Challenge → All entries must be extracted exactly, with nothing added or dropped.

Dataset excerpts →
--

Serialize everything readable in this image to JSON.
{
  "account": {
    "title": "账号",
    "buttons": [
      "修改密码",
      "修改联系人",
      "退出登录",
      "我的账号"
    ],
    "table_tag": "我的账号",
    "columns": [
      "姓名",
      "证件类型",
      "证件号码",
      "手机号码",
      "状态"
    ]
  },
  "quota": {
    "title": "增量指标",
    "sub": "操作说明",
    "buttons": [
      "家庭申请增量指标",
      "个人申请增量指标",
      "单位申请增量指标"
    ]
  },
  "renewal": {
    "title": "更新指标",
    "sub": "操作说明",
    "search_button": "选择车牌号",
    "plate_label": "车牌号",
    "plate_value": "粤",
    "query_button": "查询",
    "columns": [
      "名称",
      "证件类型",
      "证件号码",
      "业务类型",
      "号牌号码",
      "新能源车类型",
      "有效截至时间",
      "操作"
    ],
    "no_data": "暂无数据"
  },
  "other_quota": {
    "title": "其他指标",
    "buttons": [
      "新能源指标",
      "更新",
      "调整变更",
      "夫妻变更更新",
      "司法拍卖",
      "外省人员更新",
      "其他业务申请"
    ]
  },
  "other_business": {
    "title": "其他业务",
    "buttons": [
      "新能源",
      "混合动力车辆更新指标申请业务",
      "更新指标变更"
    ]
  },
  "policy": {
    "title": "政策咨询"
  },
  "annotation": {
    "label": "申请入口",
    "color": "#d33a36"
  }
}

--

Written answer →
Serialize everything readable in this image to JSON.
{
  "account": {
    "title": "账号",
    "buttons": [
      "修改密码",
      "修改联系人",
      "退出登录",
      "我的账号"
    ],
    "table_tag": "我的账号",
    "columns": [
      "姓名",
      "证件类型",
      "证件号码",
      "手机号码",
      "状态"
    ]
  },
  "quota": {
    "title": "增量指标",
    "sub": "操作说明",
    "buttons": [
      "家庭申请增量指标",
      "个人申请增量指标",
      "单位申请增量指标"
    ]
  },
  "renewal": {
    "title": "更新指标",
    "sub": "操作说明",
    "search_button": "选择车牌号",
    "plate_label": "车牌号",
    "plate_value": "粤",
    "query_button": "查询",
    "columns": [
      "名称",
      "证件类型",
      "证件号码",
      "业务类型",
      "号牌号码",
      "新能源车类型",
      "有效截至时间",
      "操作"
    ],
    "no_data": "暂无数据"
  },
  "other_quota": {
    "title": "其他指标",
    "buttons": [
      "新能源指标",
      "更新",
      "调整变更",
      "夫妻变更更新",
      "司法拍卖",
      "外省人员更新",
      "其他业务申请"
    ]
  },
  "other_business": {
    "title": "其他业务",
    "buttons": [
      "新能源",
      "混合动力车辆更新指标申请业务",
      "更新指标变更"
    ]
  },
  "policy": {
    "title": "政策咨询"
  },
  "annotation": {
    "label": "申请入口",
    "color": "#d33a36"
  }
}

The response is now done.